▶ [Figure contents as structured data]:
************

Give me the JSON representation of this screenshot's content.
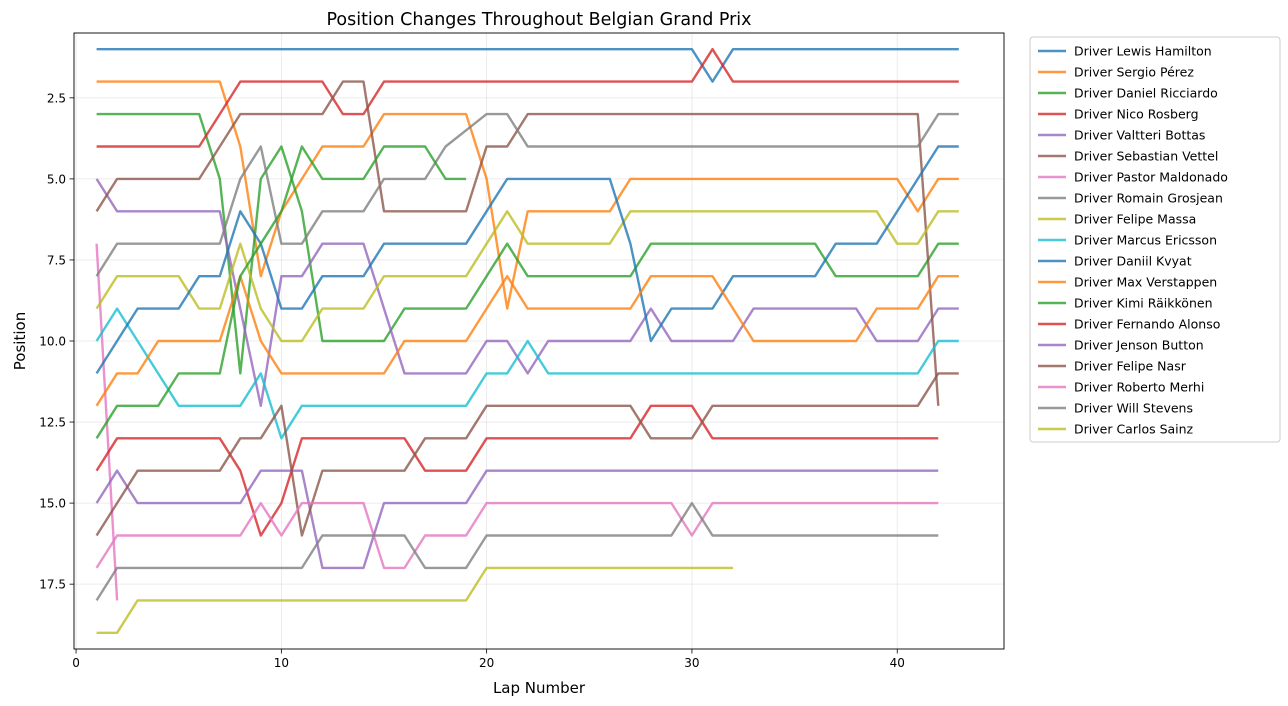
{
  "chart_data": {
    "type": "line",
    "title": "Position Changes Throughout Belgian Grand Prix",
    "xlabel": "Lap Number",
    "ylabel": "Position",
    "xlim": [
      -0.1,
      45.2
    ],
    "ylim": [
      19.5,
      0.5
    ],
    "y_inverted": true,
    "grid": true,
    "legend_position": "outside-right",
    "xticks": [
      0,
      10,
      20,
      30,
      40
    ],
    "xtick_labels": [
      "0",
      "10",
      "20",
      "30",
      "40"
    ],
    "yticks": [
      2.5,
      5.0,
      7.5,
      10.0,
      12.5,
      15.0,
      17.5
    ],
    "ytick_labels": [
      "2.5",
      "5.0",
      "7.5",
      "10.0",
      "12.5",
      "15.0",
      "17.5"
    ],
    "series": [
      {
        "name": "Driver Lewis Hamilton",
        "color": "#1f77b4",
        "points": [
          [
            1,
            1
          ],
          [
            30,
            1
          ],
          [
            31,
            2
          ],
          [
            32,
            1
          ],
          [
            43,
            1
          ]
        ]
      },
      {
        "name": "Driver Sergio Pérez",
        "color": "#ff7f0e",
        "points": [
          [
            1,
            2
          ],
          [
            7,
            2
          ],
          [
            8,
            4
          ],
          [
            9,
            8
          ],
          [
            10,
            6
          ],
          [
            11,
            5
          ],
          [
            12,
            4
          ],
          [
            14,
            4
          ],
          [
            15,
            3
          ],
          [
            19,
            3
          ],
          [
            20,
            5
          ],
          [
            21,
            9
          ],
          [
            22,
            6
          ],
          [
            26,
            6
          ],
          [
            27,
            5
          ],
          [
            40,
            5
          ],
          [
            41,
            6
          ],
          [
            42,
            5
          ],
          [
            43,
            5
          ]
        ]
      },
      {
        "name": "Driver Daniel Ricciardo",
        "color": "#2ca02c",
        "points": [
          [
            1,
            3
          ],
          [
            6,
            3
          ],
          [
            7,
            5
          ],
          [
            8,
            11
          ],
          [
            9,
            5
          ],
          [
            10,
            4
          ],
          [
            11,
            6
          ],
          [
            12,
            10
          ],
          [
            15,
            10
          ],
          [
            16,
            9
          ],
          [
            19,
            9
          ],
          [
            20,
            8
          ],
          [
            21,
            7
          ],
          [
            22,
            8
          ],
          [
            27,
            8
          ],
          [
            28,
            7
          ],
          [
            36,
            7
          ],
          [
            37,
            8
          ],
          [
            41,
            8
          ],
          [
            42,
            7
          ],
          [
            43,
            7
          ]
        ]
      },
      {
        "name": "Driver Nico Rosberg",
        "color": "#d62728",
        "points": [
          [
            1,
            4
          ],
          [
            6,
            4
          ],
          [
            7,
            3
          ],
          [
            8,
            2
          ],
          [
            12,
            2
          ],
          [
            13,
            3
          ],
          [
            14,
            3
          ],
          [
            15,
            2
          ],
          [
            30,
            2
          ],
          [
            31,
            1
          ],
          [
            32,
            2
          ],
          [
            43,
            2
          ]
        ]
      },
      {
        "name": "Driver Valtteri Bottas",
        "color": "#9467bd",
        "points": [
          [
            1,
            5
          ],
          [
            2,
            6
          ],
          [
            7,
            6
          ],
          [
            8,
            9
          ],
          [
            9,
            12
          ],
          [
            10,
            8
          ],
          [
            11,
            8
          ],
          [
            12,
            7
          ],
          [
            14,
            7
          ],
          [
            15,
            9
          ],
          [
            16,
            11
          ],
          [
            19,
            11
          ],
          [
            20,
            10
          ],
          [
            21,
            10
          ],
          [
            22,
            11
          ],
          [
            23,
            10
          ],
          [
            27,
            10
          ],
          [
            28,
            9
          ],
          [
            29,
            10
          ],
          [
            32,
            10
          ],
          [
            33,
            9
          ],
          [
            38,
            9
          ],
          [
            39,
            10
          ],
          [
            41,
            10
          ],
          [
            42,
            9
          ],
          [
            43,
            9
          ]
        ]
      },
      {
        "name": "Driver Sebastian Vettel",
        "color": "#8c564b",
        "points": [
          [
            1,
            6
          ],
          [
            2,
            5
          ],
          [
            6,
            5
          ],
          [
            7,
            4
          ],
          [
            8,
            3
          ],
          [
            12,
            3
          ],
          [
            13,
            2
          ],
          [
            14,
            2
          ],
          [
            15,
            6
          ],
          [
            19,
            6
          ],
          [
            20,
            4
          ],
          [
            21,
            4
          ],
          [
            22,
            3
          ],
          [
            41,
            3
          ],
          [
            42,
            12
          ]
        ]
      },
      {
        "name": "Driver Pastor Maldonado",
        "color": "#e377c2",
        "points": [
          [
            1,
            7
          ],
          [
            2,
            18
          ]
        ]
      },
      {
        "name": "Driver Romain Grosjean",
        "color": "#7f7f7f",
        "points": [
          [
            1,
            8
          ],
          [
            2,
            7
          ],
          [
            7,
            7
          ],
          [
            8,
            5
          ],
          [
            9,
            4
          ],
          [
            10,
            7
          ],
          [
            11,
            7
          ],
          [
            12,
            6
          ],
          [
            14,
            6
          ],
          [
            15,
            5
          ],
          [
            17,
            5
          ],
          [
            18,
            4
          ],
          [
            20,
            3
          ],
          [
            21,
            3
          ],
          [
            22,
            4
          ],
          [
            41,
            4
          ],
          [
            42,
            3
          ],
          [
            43,
            3
          ]
        ]
      },
      {
        "name": "Driver Felipe Massa",
        "color": "#bcbd22",
        "points": [
          [
            1,
            9
          ],
          [
            2,
            8
          ],
          [
            5,
            8
          ],
          [
            6,
            9
          ],
          [
            7,
            9
          ],
          [
            8,
            7
          ],
          [
            9,
            9
          ],
          [
            10,
            10
          ],
          [
            11,
            10
          ],
          [
            12,
            9
          ],
          [
            14,
            9
          ],
          [
            15,
            8
          ],
          [
            19,
            8
          ],
          [
            20,
            7
          ],
          [
            21,
            6
          ],
          [
            22,
            7
          ],
          [
            26,
            7
          ],
          [
            27,
            6
          ],
          [
            39,
            6
          ],
          [
            40,
            7
          ],
          [
            41,
            7
          ],
          [
            42,
            6
          ],
          [
            43,
            6
          ]
        ]
      },
      {
        "name": "Driver Marcus Ericsson",
        "color": "#17becf",
        "points": [
          [
            1,
            10
          ],
          [
            2,
            9
          ],
          [
            3,
            10
          ],
          [
            5,
            12
          ],
          [
            8,
            12
          ],
          [
            9,
            11
          ],
          [
            10,
            13
          ],
          [
            11,
            12
          ],
          [
            19,
            12
          ],
          [
            20,
            11
          ],
          [
            21,
            11
          ],
          [
            22,
            10
          ],
          [
            23,
            11
          ],
          [
            41,
            11
          ],
          [
            42,
            10
          ],
          [
            43,
            10
          ]
        ]
      },
      {
        "name": "Driver Daniil Kvyat",
        "color": "#1f77b4",
        "points": [
          [
            1,
            11
          ],
          [
            3,
            9
          ],
          [
            5,
            9
          ],
          [
            6,
            8
          ],
          [
            7,
            8
          ],
          [
            8,
            6
          ],
          [
            9,
            7
          ],
          [
            10,
            9
          ],
          [
            11,
            9
          ],
          [
            12,
            8
          ],
          [
            14,
            8
          ],
          [
            15,
            7
          ],
          [
            19,
            7
          ],
          [
            20,
            6
          ],
          [
            21,
            5
          ],
          [
            26,
            5
          ],
          [
            27,
            7
          ],
          [
            28,
            10
          ],
          [
            29,
            9
          ],
          [
            31,
            9
          ],
          [
            32,
            8
          ],
          [
            36,
            8
          ],
          [
            37,
            7
          ],
          [
            39,
            7
          ],
          [
            42,
            4
          ],
          [
            43,
            4
          ]
        ]
      },
      {
        "name": "Driver Max Verstappen",
        "color": "#ff7f0e",
        "points": [
          [
            1,
            12
          ],
          [
            2,
            11
          ],
          [
            3,
            11
          ],
          [
            4,
            10
          ],
          [
            7,
            10
          ],
          [
            8,
            8
          ],
          [
            9,
            10
          ],
          [
            10,
            11
          ],
          [
            15,
            11
          ],
          [
            16,
            10
          ],
          [
            19,
            10
          ],
          [
            20,
            9
          ],
          [
            21,
            8
          ],
          [
            22,
            9
          ],
          [
            27,
            9
          ],
          [
            28,
            8
          ],
          [
            31,
            8
          ],
          [
            33,
            10
          ],
          [
            38,
            10
          ],
          [
            39,
            9
          ],
          [
            41,
            9
          ],
          [
            42,
            8
          ],
          [
            43,
            8
          ]
        ]
      },
      {
        "name": "Driver Kimi Räikkönen",
        "color": "#2ca02c",
        "points": [
          [
            1,
            13
          ],
          [
            2,
            12
          ],
          [
            4,
            12
          ],
          [
            5,
            11
          ],
          [
            7,
            11
          ],
          [
            8,
            8
          ],
          [
            9,
            7
          ],
          [
            10,
            6
          ],
          [
            11,
            4
          ],
          [
            12,
            5
          ],
          [
            14,
            5
          ],
          [
            15,
            4
          ],
          [
            17,
            4
          ],
          [
            18,
            5
          ],
          [
            19,
            5
          ]
        ]
      },
      {
        "name": "Driver Fernando Alonso",
        "color": "#d62728",
        "points": [
          [
            1,
            14
          ],
          [
            2,
            13
          ],
          [
            7,
            13
          ],
          [
            8,
            14
          ],
          [
            9,
            16
          ],
          [
            10,
            15
          ],
          [
            11,
            13
          ],
          [
            16,
            13
          ],
          [
            17,
            14
          ],
          [
            19,
            14
          ],
          [
            20,
            13
          ],
          [
            27,
            13
          ],
          [
            28,
            12
          ],
          [
            30,
            12
          ],
          [
            31,
            13
          ],
          [
            42,
            13
          ]
        ]
      },
      {
        "name": "Driver Jenson Button",
        "color": "#9467bd",
        "points": [
          [
            1,
            15
          ],
          [
            2,
            14
          ],
          [
            3,
            15
          ],
          [
            8,
            15
          ],
          [
            9,
            14
          ],
          [
            11,
            14
          ],
          [
            12,
            17
          ],
          [
            14,
            17
          ],
          [
            15,
            15
          ],
          [
            19,
            15
          ],
          [
            20,
            14
          ],
          [
            42,
            14
          ]
        ]
      },
      {
        "name": "Driver Felipe Nasr",
        "color": "#8c564b",
        "points": [
          [
            1,
            16
          ],
          [
            3,
            14
          ],
          [
            7,
            14
          ],
          [
            8,
            13
          ],
          [
            9,
            13
          ],
          [
            10,
            12
          ],
          [
            11,
            16
          ],
          [
            12,
            14
          ],
          [
            16,
            14
          ],
          [
            17,
            13
          ],
          [
            19,
            13
          ],
          [
            20,
            12
          ],
          [
            27,
            12
          ],
          [
            28,
            13
          ],
          [
            30,
            13
          ],
          [
            31,
            12
          ],
          [
            41,
            12
          ],
          [
            42,
            11
          ],
          [
            43,
            11
          ]
        ]
      },
      {
        "name": "Driver Roberto Merhi",
        "color": "#e377c2",
        "points": [
          [
            1,
            17
          ],
          [
            2,
            16
          ],
          [
            8,
            16
          ],
          [
            9,
            15
          ],
          [
            10,
            16
          ],
          [
            11,
            15
          ],
          [
            14,
            15
          ],
          [
            15,
            17
          ],
          [
            16,
            17
          ],
          [
            17,
            16
          ],
          [
            19,
            16
          ],
          [
            20,
            15
          ],
          [
            29,
            15
          ],
          [
            30,
            16
          ],
          [
            31,
            15
          ],
          [
            42,
            15
          ]
        ]
      },
      {
        "name": "Driver Will Stevens",
        "color": "#7f7f7f",
        "points": [
          [
            1,
            18
          ],
          [
            2,
            17
          ],
          [
            11,
            17
          ],
          [
            12,
            16
          ],
          [
            16,
            16
          ],
          [
            17,
            17
          ],
          [
            19,
            17
          ],
          [
            20,
            16
          ],
          [
            29,
            16
          ],
          [
            30,
            15
          ],
          [
            31,
            16
          ],
          [
            42,
            16
          ]
        ]
      },
      {
        "name": "Driver Carlos Sainz",
        "color": "#bcbd22",
        "points": [
          [
            1,
            19
          ],
          [
            2,
            19
          ],
          [
            3,
            18
          ],
          [
            19,
            18
          ],
          [
            20,
            17
          ],
          [
            32,
            17
          ]
        ]
      }
    ]
  }
}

************

▶ [Set problem]: Give only the number of lines in the material above that include the word "Felipe".

▶ [Response to the task]: 2